*REQUIRED WORK*. Would you transcribe the listing that follows, character for character, and omit its images?

┏━━

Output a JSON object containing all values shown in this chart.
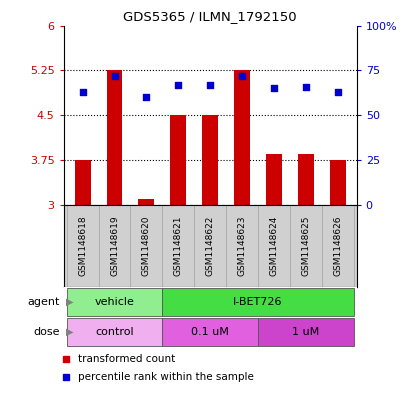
{
  "title": "GDS5365 / ILMN_1792150",
  "samples": [
    "GSM1148618",
    "GSM1148619",
    "GSM1148620",
    "GSM1148621",
    "GSM1148622",
    "GSM1148623",
    "GSM1148624",
    "GSM1148625",
    "GSM1148626"
  ],
  "transformed_counts": [
    3.75,
    5.25,
    3.1,
    4.5,
    4.5,
    5.25,
    3.85,
    3.85,
    3.75
  ],
  "percentile_ranks": [
    63,
    72,
    60,
    67,
    67,
    72,
    65,
    66,
    63
  ],
  "ylim_left": [
    3.0,
    6.0
  ],
  "ylim_right": [
    0,
    100
  ],
  "yticks_left": [
    3.0,
    3.75,
    4.5,
    5.25,
    6.0
  ],
  "ytick_labels_left": [
    "3",
    "3.75",
    "4.5",
    "5.25",
    "6"
  ],
  "yticks_right": [
    0,
    25,
    50,
    75,
    100
  ],
  "ytick_labels_right": [
    "0",
    "25",
    "50",
    "75",
    "100%"
  ],
  "hlines": [
    3.75,
    4.5,
    5.25
  ],
  "bar_color": "#cc0000",
  "scatter_color": "#0000cc",
  "bar_width": 0.5,
  "agent_groups": [
    {
      "label": "vehicle",
      "start": 0,
      "end": 3,
      "color": "#90ee90"
    },
    {
      "label": "I-BET726",
      "start": 3,
      "end": 9,
      "color": "#44dd44"
    }
  ],
  "dose_groups": [
    {
      "label": "control",
      "start": 0,
      "end": 3,
      "color": "#f0b0f0"
    },
    {
      "label": "0.1 uM",
      "start": 3,
      "end": 6,
      "color": "#e060e0"
    },
    {
      "label": "1 uM",
      "start": 6,
      "end": 9,
      "color": "#cc44cc"
    }
  ],
  "legend_red": "transformed count",
  "legend_blue": "percentile rank within the sample",
  "left_label_color": "#cc0000",
  "right_label_color": "#0000cc",
  "sample_box_color": "#d0d0d0",
  "sample_box_edge": "#aaaaaa"
}
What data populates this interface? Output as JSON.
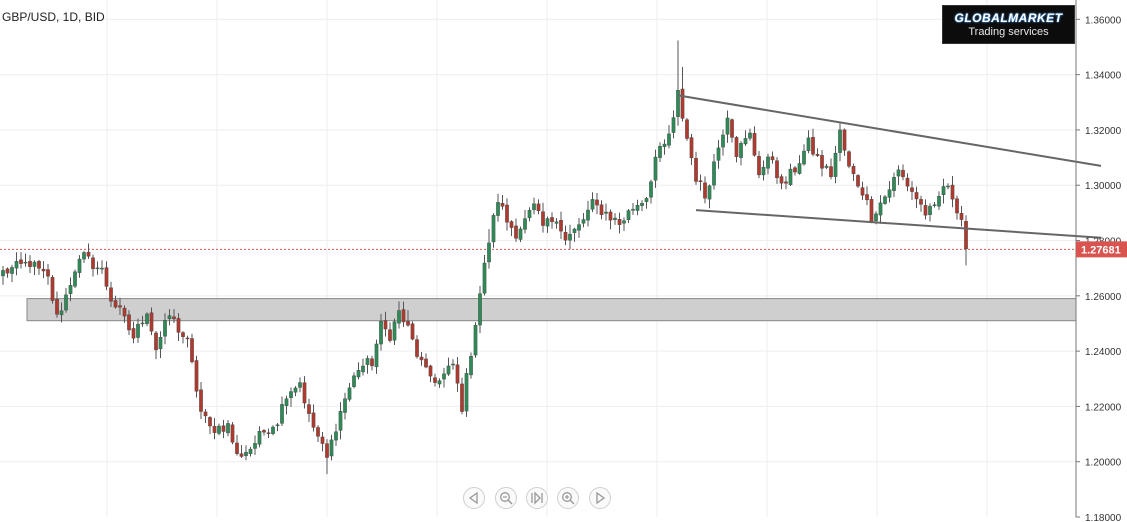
{
  "header": {
    "symbol": "GBP/USD, 1D, BID"
  },
  "logo": {
    "brand": "GLOBALMARKET",
    "tagline": "Trading services"
  },
  "price_axis": {
    "tick_labels": [
      "1.36000",
      "1.34000",
      "1.32000",
      "1.30000",
      "1.28000",
      "1.26000",
      "1.24000",
      "1.22000",
      "1.20000",
      "1.18000"
    ],
    "current_price_label": "1.27681"
  },
  "nav_buttons": [
    {
      "name": "scroll-left-icon"
    },
    {
      "name": "zoom-out-icon"
    },
    {
      "name": "reset-view-icon"
    },
    {
      "name": "zoom-in-icon"
    },
    {
      "name": "scroll-right-icon"
    }
  ],
  "colors": {
    "up": "#2e8b57",
    "down": "#b03a2e",
    "wick": "#555555",
    "zone": "#cfcfcf",
    "trendline": "#666666",
    "price_tag": "#d9534f",
    "grid": "#eeeeee"
  },
  "chart_data": {
    "type": "candlestick",
    "title": "GBP/USD, 1D, BID",
    "ylim": [
      1.18,
      1.367
    ],
    "y_ticks": [
      1.2,
      1.22,
      1.24,
      1.26,
      1.28,
      1.3,
      1.32,
      1.34,
      1.36
    ],
    "current_price": 1.27681,
    "grid": true,
    "zone": {
      "low": 1.251,
      "high": 1.259
    },
    "trendlines": [
      {
        "from": {
          "bar": 150,
          "price": 1.3325
        },
        "to": {
          "bar": 244,
          "price": 1.307
        }
      },
      {
        "from": {
          "bar": 154,
          "price": 1.291
        },
        "to": {
          "bar": 244,
          "price": 1.281
        }
      }
    ],
    "close_anchors": [
      [
        0,
        1.2685
      ],
      [
        6,
        1.272
      ],
      [
        10,
        1.266
      ],
      [
        12,
        1.252
      ],
      [
        14,
        1.26
      ],
      [
        16,
        1.27
      ],
      [
        18,
        1.274
      ],
      [
        22,
        1.269
      ],
      [
        24,
        1.259
      ],
      [
        26,
        1.254
      ],
      [
        29,
        1.245
      ],
      [
        32,
        1.255
      ],
      [
        34,
        1.241
      ],
      [
        37,
        1.253
      ],
      [
        39,
        1.248
      ],
      [
        41,
        1.243
      ],
      [
        44,
        1.218
      ],
      [
        46,
        1.212
      ],
      [
        50,
        1.213
      ],
      [
        52,
        1.202
      ],
      [
        55,
        1.205
      ],
      [
        58,
        1.211
      ],
      [
        61,
        1.215
      ],
      [
        63,
        1.225
      ],
      [
        66,
        1.229
      ],
      [
        68,
        1.216
      ],
      [
        70,
        1.209
      ],
      [
        72,
        1.201
      ],
      [
        74,
        1.213
      ],
      [
        76,
        1.223
      ],
      [
        79,
        1.234
      ],
      [
        82,
        1.236
      ],
      [
        84,
        1.249
      ],
      [
        86,
        1.246
      ],
      [
        88,
        1.254
      ],
      [
        90,
        1.248
      ],
      [
        92,
        1.239
      ],
      [
        94,
        1.232
      ],
      [
        97,
        1.229
      ],
      [
        100,
        1.235
      ],
      [
        102,
        1.22
      ],
      [
        104,
        1.24
      ],
      [
        106,
        1.261
      ],
      [
        108,
        1.28
      ],
      [
        110,
        1.295
      ],
      [
        112,
        1.287
      ],
      [
        114,
        1.283
      ],
      [
        116,
        1.287
      ],
      [
        118,
        1.292
      ],
      [
        120,
        1.285
      ],
      [
        123,
        1.289
      ],
      [
        125,
        1.28
      ],
      [
        128,
        1.285
      ],
      [
        131,
        1.293
      ],
      [
        134,
        1.29
      ],
      [
        137,
        1.286
      ],
      [
        140,
        1.292
      ],
      [
        143,
        1.296
      ],
      [
        145,
        1.31
      ],
      [
        147,
        1.314
      ],
      [
        149,
        1.323
      ],
      [
        150,
        1.333
      ],
      [
        152,
        1.317
      ],
      [
        154,
        1.303
      ],
      [
        156,
        1.296
      ],
      [
        159,
        1.314
      ],
      [
        161,
        1.326
      ],
      [
        163,
        1.312
      ],
      [
        166,
        1.318
      ],
      [
        168,
        1.305
      ],
      [
        171,
        1.31
      ],
      [
        173,
        1.299
      ],
      [
        176,
        1.306
      ],
      [
        179,
        1.315
      ],
      [
        182,
        1.307
      ],
      [
        184,
        1.304
      ],
      [
        186,
        1.319
      ],
      [
        188,
        1.306
      ],
      [
        191,
        1.298
      ],
      [
        193,
        1.289
      ],
      [
        196,
        1.296
      ],
      [
        199,
        1.305
      ],
      [
        202,
        1.298
      ],
      [
        205,
        1.29
      ],
      [
        207,
        1.291
      ],
      [
        209,
        1.3
      ],
      [
        211,
        1.296
      ],
      [
        213,
        1.288
      ],
      [
        214,
        1.277
      ]
    ],
    "bars": 215
  }
}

┗━━

*SOLUTION*.
Output a JSON object containing all values shown in this chart.
{
  "title": "GDS5365 / ILMN_1792150",
  "samples": [
    "GSM1148618",
    "GSM1148619",
    "GSM1148620",
    "GSM1148621",
    "GSM1148622",
    "GSM1148623",
    "GSM1148624",
    "GSM1148625",
    "GSM1148626"
  ],
  "transformed_counts": [
    3.75,
    5.25,
    3.1,
    4.5,
    4.5,
    5.25,
    3.85,
    3.85,
    3.75
  ],
  "percentile_ranks": [
    63,
    72,
    60,
    67,
    67,
    72,
    65,
    66,
    63
  ],
  "ylim_left": [
    3.0,
    6.0
  ],
  "ylim_right": [
    0,
    100
  ],
  "yticks_left": [
    3.0,
    3.75,
    4.5,
    5.25,
    6.0
  ],
  "ytick_labels_left": [
    "3",
    "3.75",
    "4.5",
    "5.25",
    "6"
  ],
  "yticks_right": [
    0,
    25,
    50,
    75,
    100
  ],
  "ytick_labels_right": [
    "0",
    "25",
    "50",
    "75",
    "100%"
  ],
  "hlines": [
    3.75,
    4.5,
    5.25
  ],
  "bar_color": "#cc0000",
  "scatter_color": "#0000cc",
  "bar_width": 0.5,
  "agent_groups": [
    {
      "label": "vehicle",
      "start": 0,
      "end": 3,
      "color": "#90ee90"
    },
    {
      "label": "I-BET726",
      "start": 3,
      "end": 9,
      "color": "#44dd44"
    }
  ],
  "dose_groups": [
    {
      "label": "control",
      "start": 0,
      "end": 3,
      "color": "#f0b0f0"
    },
    {
      "label": "0.1 uM",
      "start": 3,
      "end": 6,
      "color": "#e060e0"
    },
    {
      "label": "1 uM",
      "start": 6,
      "end": 9,
      "color": "#cc44cc"
    }
  ],
  "legend_red": "transformed count",
  "legend_blue": "percentile rank within the sample",
  "left_label_color": "#cc0000",
  "right_label_color": "#0000cc",
  "sample_box_color": "#d0d0d0",
  "sample_box_edge": "#aaaaaa"
}
What data populates this interface? Output as JSON.
{
  "header": {
    "symbol": "GBP/USD, 1D, BID"
  },
  "logo": {
    "brand": "GLOBALMARKET",
    "tagline": "Trading services"
  },
  "price_axis": {
    "tick_labels": [
      "1.36000",
      "1.34000",
      "1.32000",
      "1.30000",
      "1.28000",
      "1.26000",
      "1.24000",
      "1.22000",
      "1.20000",
      "1.18000"
    ],
    "current_price_label": "1.27681"
  },
  "nav_buttons": [
    {
      "name": "scroll-left-icon"
    },
    {
      "name": "zoom-out-icon"
    },
    {
      "name": "reset-view-icon"
    },
    {
      "name": "zoom-in-icon"
    },
    {
      "name": "scroll-right-icon"
    }
  ],
  "colors": {
    "up": "#2e8b57",
    "down": "#b03a2e",
    "wick": "#555555",
    "zone": "#cfcfcf",
    "trendline": "#666666",
    "price_tag": "#d9534f",
    "grid": "#eeeeee"
  },
  "chart_data": {
    "type": "candlestick",
    "title": "GBP/USD, 1D, BID",
    "ylim": [
      1.18,
      1.367
    ],
    "y_ticks": [
      1.2,
      1.22,
      1.24,
      1.26,
      1.28,
      1.3,
      1.32,
      1.34,
      1.36
    ],
    "current_price": 1.27681,
    "grid": true,
    "zone": {
      "low": 1.251,
      "high": 1.259
    },
    "trendlines": [
      {
        "from": {
          "bar": 150,
          "price": 1.3325
        },
        "to": {
          "bar": 244,
          "price": 1.307
        }
      },
      {
        "from": {
          "bar": 154,
          "price": 1.291
        },
        "to": {
          "bar": 244,
          "price": 1.281
        }
      }
    ],
    "close_anchors": [
      [
        0,
        1.2685
      ],
      [
        6,
        1.272
      ],
      [
        10,
        1.266
      ],
      [
        12,
        1.252
      ],
      [
        14,
        1.26
      ],
      [
        16,
        1.27
      ],
      [
        18,
        1.274
      ],
      [
        22,
        1.269
      ],
      [
        24,
        1.259
      ],
      [
        26,
        1.254
      ],
      [
        29,
        1.245
      ],
      [
        32,
        1.255
      ],
      [
        34,
        1.241
      ],
      [
        37,
        1.253
      ],
      [
        39,
        1.248
      ],
      [
        41,
        1.243
      ],
      [
        44,
        1.218
      ],
      [
        46,
        1.212
      ],
      [
        50,
        1.213
      ],
      [
        52,
        1.202
      ],
      [
        55,
        1.205
      ],
      [
        58,
        1.211
      ],
      [
        61,
        1.215
      ],
      [
        63,
        1.225
      ],
      [
        66,
        1.229
      ],
      [
        68,
        1.216
      ],
      [
        70,
        1.209
      ],
      [
        72,
        1.201
      ],
      [
        74,
        1.213
      ],
      [
        76,
        1.223
      ],
      [
        79,
        1.234
      ],
      [
        82,
        1.236
      ],
      [
        84,
        1.249
      ],
      [
        86,
        1.246
      ],
      [
        88,
        1.254
      ],
      [
        90,
        1.248
      ],
      [
        92,
        1.239
      ],
      [
        94,
        1.232
      ],
      [
        97,
        1.229
      ],
      [
        100,
        1.235
      ],
      [
        102,
        1.22
      ],
      [
        104,
        1.24
      ],
      [
        106,
        1.261
      ],
      [
        108,
        1.28
      ],
      [
        110,
        1.295
      ],
      [
        112,
        1.287
      ],
      [
        114,
        1.283
      ],
      [
        116,
        1.287
      ],
      [
        118,
        1.292
      ],
      [
        120,
        1.285
      ],
      [
        123,
        1.289
      ],
      [
        125,
        1.28
      ],
      [
        128,
        1.285
      ],
      [
        131,
        1.293
      ],
      [
        134,
        1.29
      ],
      [
        137,
        1.286
      ],
      [
        140,
        1.292
      ],
      [
        143,
        1.296
      ],
      [
        145,
        1.31
      ],
      [
        147,
        1.314
      ],
      [
        149,
        1.323
      ],
      [
        150,
        1.333
      ],
      [
        152,
        1.317
      ],
      [
        154,
        1.303
      ],
      [
        156,
        1.296
      ],
      [
        159,
        1.314
      ],
      [
        161,
        1.326
      ],
      [
        163,
        1.312
      ],
      [
        166,
        1.318
      ],
      [
        168,
        1.305
      ],
      [
        171,
        1.31
      ],
      [
        173,
        1.299
      ],
      [
        176,
        1.306
      ],
      [
        179,
        1.315
      ],
      [
        182,
        1.307
      ],
      [
        184,
        1.304
      ],
      [
        186,
        1.319
      ],
      [
        188,
        1.306
      ],
      [
        191,
        1.298
      ],
      [
        193,
        1.289
      ],
      [
        196,
        1.296
      ],
      [
        199,
        1.305
      ],
      [
        202,
        1.298
      ],
      [
        205,
        1.29
      ],
      [
        207,
        1.291
      ],
      [
        209,
        1.3
      ],
      [
        211,
        1.296
      ],
      [
        213,
        1.288
      ],
      [
        214,
        1.277
      ]
    ],
    "bars": 215
  }
}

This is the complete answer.